- Records supplied:

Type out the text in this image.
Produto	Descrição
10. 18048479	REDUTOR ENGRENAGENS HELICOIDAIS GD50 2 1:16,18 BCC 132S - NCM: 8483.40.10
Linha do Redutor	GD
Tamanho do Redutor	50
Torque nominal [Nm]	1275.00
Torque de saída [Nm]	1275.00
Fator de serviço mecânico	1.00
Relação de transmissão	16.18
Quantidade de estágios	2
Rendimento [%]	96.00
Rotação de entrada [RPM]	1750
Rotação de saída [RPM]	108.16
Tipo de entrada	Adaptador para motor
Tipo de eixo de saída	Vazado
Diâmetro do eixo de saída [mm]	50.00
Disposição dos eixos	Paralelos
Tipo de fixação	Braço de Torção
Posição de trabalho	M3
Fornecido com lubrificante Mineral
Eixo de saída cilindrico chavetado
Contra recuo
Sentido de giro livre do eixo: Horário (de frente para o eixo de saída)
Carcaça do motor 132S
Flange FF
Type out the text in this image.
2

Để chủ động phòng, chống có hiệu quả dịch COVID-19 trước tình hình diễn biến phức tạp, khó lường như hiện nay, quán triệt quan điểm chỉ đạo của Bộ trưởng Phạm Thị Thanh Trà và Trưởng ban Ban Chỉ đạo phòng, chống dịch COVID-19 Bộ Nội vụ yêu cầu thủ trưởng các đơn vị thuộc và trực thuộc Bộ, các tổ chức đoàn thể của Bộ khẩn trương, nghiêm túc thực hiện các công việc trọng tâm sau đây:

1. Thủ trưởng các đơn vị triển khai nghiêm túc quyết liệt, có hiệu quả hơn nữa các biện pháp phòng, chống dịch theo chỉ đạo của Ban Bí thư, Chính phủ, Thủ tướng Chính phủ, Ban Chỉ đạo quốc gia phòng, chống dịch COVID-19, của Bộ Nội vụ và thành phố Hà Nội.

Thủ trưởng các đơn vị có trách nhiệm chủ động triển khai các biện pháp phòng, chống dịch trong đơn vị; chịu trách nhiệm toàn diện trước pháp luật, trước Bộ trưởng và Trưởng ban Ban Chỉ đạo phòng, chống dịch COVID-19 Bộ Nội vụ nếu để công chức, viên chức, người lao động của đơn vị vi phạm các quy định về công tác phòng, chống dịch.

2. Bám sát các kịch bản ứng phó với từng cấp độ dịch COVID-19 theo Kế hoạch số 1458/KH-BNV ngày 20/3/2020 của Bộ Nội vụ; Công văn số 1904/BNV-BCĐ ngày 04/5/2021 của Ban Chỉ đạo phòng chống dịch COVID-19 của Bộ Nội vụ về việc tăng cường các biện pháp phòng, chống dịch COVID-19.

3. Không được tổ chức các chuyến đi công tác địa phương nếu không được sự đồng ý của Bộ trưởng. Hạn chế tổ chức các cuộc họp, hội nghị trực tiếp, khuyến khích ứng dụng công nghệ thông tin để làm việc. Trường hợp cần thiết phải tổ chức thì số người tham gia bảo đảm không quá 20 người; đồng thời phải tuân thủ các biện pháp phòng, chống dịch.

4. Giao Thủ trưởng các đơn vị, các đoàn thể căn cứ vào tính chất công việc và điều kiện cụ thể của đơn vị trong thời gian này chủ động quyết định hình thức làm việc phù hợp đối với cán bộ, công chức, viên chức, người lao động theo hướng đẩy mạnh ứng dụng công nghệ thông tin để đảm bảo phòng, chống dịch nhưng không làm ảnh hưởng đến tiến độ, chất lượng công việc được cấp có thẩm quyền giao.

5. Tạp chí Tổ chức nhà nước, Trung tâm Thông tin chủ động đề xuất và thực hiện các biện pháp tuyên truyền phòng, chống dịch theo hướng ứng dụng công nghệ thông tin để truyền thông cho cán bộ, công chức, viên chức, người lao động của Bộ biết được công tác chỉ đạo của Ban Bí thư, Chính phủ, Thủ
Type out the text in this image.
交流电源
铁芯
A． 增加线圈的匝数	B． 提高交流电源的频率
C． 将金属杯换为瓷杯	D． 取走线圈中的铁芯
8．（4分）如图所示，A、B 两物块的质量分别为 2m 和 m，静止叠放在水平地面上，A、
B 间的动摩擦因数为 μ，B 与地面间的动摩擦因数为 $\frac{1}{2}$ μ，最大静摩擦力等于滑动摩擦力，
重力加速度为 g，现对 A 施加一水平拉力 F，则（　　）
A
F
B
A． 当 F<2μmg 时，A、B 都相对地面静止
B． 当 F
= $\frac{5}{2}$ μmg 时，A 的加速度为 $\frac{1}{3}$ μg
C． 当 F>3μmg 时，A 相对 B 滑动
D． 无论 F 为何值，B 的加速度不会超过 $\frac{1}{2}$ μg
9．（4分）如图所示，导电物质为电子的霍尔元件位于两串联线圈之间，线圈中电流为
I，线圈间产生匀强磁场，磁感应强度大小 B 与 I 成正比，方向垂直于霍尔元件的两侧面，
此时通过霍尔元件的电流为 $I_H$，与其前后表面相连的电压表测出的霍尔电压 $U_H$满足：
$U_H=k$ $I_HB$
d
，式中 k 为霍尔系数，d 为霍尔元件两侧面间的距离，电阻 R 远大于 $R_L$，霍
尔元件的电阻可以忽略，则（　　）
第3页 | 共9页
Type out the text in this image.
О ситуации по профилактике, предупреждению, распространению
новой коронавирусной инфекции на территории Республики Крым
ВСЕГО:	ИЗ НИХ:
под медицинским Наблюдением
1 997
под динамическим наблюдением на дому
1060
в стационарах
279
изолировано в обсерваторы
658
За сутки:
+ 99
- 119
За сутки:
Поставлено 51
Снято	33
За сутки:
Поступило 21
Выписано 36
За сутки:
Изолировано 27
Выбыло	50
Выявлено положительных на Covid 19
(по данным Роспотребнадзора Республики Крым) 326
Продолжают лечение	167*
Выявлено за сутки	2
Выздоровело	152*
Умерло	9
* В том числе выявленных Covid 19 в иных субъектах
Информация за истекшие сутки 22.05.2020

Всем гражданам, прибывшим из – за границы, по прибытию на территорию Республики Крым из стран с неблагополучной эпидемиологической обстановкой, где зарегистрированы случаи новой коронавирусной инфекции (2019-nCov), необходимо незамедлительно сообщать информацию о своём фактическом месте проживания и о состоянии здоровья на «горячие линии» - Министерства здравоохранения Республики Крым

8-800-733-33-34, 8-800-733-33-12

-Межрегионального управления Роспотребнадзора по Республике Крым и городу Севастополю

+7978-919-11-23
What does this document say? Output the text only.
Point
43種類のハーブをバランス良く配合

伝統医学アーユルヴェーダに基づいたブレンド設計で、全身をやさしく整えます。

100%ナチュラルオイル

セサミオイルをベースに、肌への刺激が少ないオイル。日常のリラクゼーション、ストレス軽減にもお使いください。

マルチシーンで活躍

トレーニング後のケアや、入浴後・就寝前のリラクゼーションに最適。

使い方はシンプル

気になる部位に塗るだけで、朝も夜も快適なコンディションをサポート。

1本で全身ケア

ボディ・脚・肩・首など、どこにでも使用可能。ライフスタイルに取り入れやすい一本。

- Task statement:
In the entries above, identify each line that includes the string "frac", then copy it.

- Task response:
B 间的动摩擦因数为 μ，B 与地面间的动摩擦因数为 $\frac{1}{2}$ μ，最大静摩擦力等于滑动摩擦力，
= $\frac{5}{2}$ μmg 时，A 的加速度为 $\frac{1}{3}$ μg
D． 无论 F 为何值，B 的加速度不会超过 $\frac{1}{2}$ μg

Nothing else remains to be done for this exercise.